Work instructions: Copy this listing word for word, keeping every line as it stands.

Material to process:
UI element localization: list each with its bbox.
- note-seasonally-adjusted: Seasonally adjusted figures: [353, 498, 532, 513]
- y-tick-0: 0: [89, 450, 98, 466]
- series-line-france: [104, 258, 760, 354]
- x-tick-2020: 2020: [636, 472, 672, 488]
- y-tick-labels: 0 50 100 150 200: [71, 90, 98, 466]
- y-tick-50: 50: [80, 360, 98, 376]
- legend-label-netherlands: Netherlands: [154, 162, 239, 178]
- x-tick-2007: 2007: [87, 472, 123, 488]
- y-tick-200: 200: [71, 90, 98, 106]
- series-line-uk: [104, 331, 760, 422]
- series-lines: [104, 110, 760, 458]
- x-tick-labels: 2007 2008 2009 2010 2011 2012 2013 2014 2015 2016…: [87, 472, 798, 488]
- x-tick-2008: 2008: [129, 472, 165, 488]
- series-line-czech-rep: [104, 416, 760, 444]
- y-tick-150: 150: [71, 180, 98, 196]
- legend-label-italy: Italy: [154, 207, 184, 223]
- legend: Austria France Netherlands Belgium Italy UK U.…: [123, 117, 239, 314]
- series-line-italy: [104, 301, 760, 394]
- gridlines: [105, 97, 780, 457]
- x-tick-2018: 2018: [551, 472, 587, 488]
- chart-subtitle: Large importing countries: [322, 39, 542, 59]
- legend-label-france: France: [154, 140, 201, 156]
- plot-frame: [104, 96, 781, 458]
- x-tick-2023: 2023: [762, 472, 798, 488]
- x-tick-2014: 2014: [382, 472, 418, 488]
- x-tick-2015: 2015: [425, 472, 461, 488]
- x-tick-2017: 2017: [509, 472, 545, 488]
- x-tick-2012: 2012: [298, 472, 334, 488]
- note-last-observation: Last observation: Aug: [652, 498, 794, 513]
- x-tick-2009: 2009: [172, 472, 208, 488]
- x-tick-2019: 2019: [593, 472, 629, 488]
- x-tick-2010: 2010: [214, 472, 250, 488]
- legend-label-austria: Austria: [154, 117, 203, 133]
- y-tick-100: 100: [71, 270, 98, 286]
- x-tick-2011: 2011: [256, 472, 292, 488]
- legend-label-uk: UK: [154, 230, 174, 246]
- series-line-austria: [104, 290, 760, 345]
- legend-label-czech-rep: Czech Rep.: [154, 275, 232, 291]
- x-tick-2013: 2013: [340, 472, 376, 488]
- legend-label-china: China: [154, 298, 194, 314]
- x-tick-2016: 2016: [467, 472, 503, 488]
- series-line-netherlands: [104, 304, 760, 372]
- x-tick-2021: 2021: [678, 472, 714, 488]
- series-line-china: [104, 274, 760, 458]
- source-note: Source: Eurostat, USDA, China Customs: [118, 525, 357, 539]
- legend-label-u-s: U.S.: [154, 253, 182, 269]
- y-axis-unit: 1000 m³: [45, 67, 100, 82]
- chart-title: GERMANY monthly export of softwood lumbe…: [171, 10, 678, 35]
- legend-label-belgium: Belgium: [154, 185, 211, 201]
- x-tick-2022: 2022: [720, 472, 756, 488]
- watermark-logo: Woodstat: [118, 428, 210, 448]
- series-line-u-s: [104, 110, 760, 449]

Task response:
UI element localization: list each with its bbox.
- note-seasonally-adjusted: Seasonally adjusted figures: [353, 498, 532, 513]
- y-tick-0: 0: [89, 450, 98, 466]
- series-line-france: [104, 258, 760, 354]
- x-tick-2020: 2020: [636, 472, 672, 488]
- y-tick-labels: 0 50 100 150 200: [71, 90, 98, 466]
- y-tick-50: 50: [80, 360, 98, 376]
- legend-label-netherlands: Netherlands: [154, 162, 239, 178]
- x-tick-2007: 2007: [87, 472, 123, 488]
- y-tick-200: 200: [71, 90, 98, 106]
- series-line-uk: [104, 331, 760, 422]
- series-lines: [104, 110, 760, 458]
- x-tick-labels: 2007 2008 2009 2010 2011 2012 2013 2014 2015 2016…: [87, 472, 798, 488]
- x-tick-2008: 2008: [129, 472, 165, 488]
- series-line-czech-rep: [104, 416, 760, 444]
- y-tick-150: 150: [71, 180, 98, 196]
- legend-label-italy: Italy: [154, 207, 184, 223]
- legend: Austria France Netherlands Belgium Italy UK U.…: [123, 117, 239, 314]
- series-line-italy: [104, 301, 760, 394]
- gridlines: [105, 97, 780, 457]
- x-tick-2018: 2018: [551, 472, 587, 488]
- chart-subtitle: Large importing countries: [322, 39, 542, 59]
- legend-label-france: France: [154, 140, 201, 156]
- plot-frame: [104, 96, 781, 458]
- x-tick-2023: 2023: [762, 472, 798, 488]
- x-tick-2014: 2014: [382, 472, 418, 488]
- x-tick-2015: 2015: [425, 472, 461, 488]
- x-tick-2017: 2017: [509, 472, 545, 488]
- x-tick-2012: 2012: [298, 472, 334, 488]
- note-last-observation: Last observation: Aug: [652, 498, 794, 513]
- x-tick-2009: 2009: [172, 472, 208, 488]
- x-tick-2019: 2019: [593, 472, 629, 488]
- x-tick-2010: 2010: [214, 472, 250, 488]
- legend-label-austria: Austria: [154, 117, 203, 133]
- y-tick-100: 100: [71, 270, 98, 286]
- x-tick-2011: 2011: [256, 472, 292, 488]
- legend-label-uk: UK: [154, 230, 174, 246]
- series-line-austria: [104, 290, 760, 345]
- legend-label-czech-rep: Czech Rep.: [154, 275, 232, 291]
- x-tick-2013: 2013: [340, 472, 376, 488]
- legend-label-china: China: [154, 298, 194, 314]
- x-tick-2016: 2016: [467, 472, 503, 488]
- series-line-netherlands: [104, 304, 760, 372]
- x-tick-2021: 2021: [678, 472, 714, 488]
- series-line-china: [104, 274, 760, 458]
- source-note: Source: Eurostat, USDA, China Customs: [118, 525, 357, 539]
- legend-label-u-s: U.S.: [154, 253, 182, 269]
- y-axis-unit: 1000 m³: [45, 67, 100, 82]
- chart-title: GERMANY monthly export of softwood lumbe…: [171, 10, 678, 35]
- legend-label-belgium: Belgium: [154, 185, 211, 201]
- x-tick-2022: 2022: [720, 472, 756, 488]
- watermark-logo: Woodstat: [118, 428, 210, 448]
- series-line-u-s: [104, 110, 760, 449]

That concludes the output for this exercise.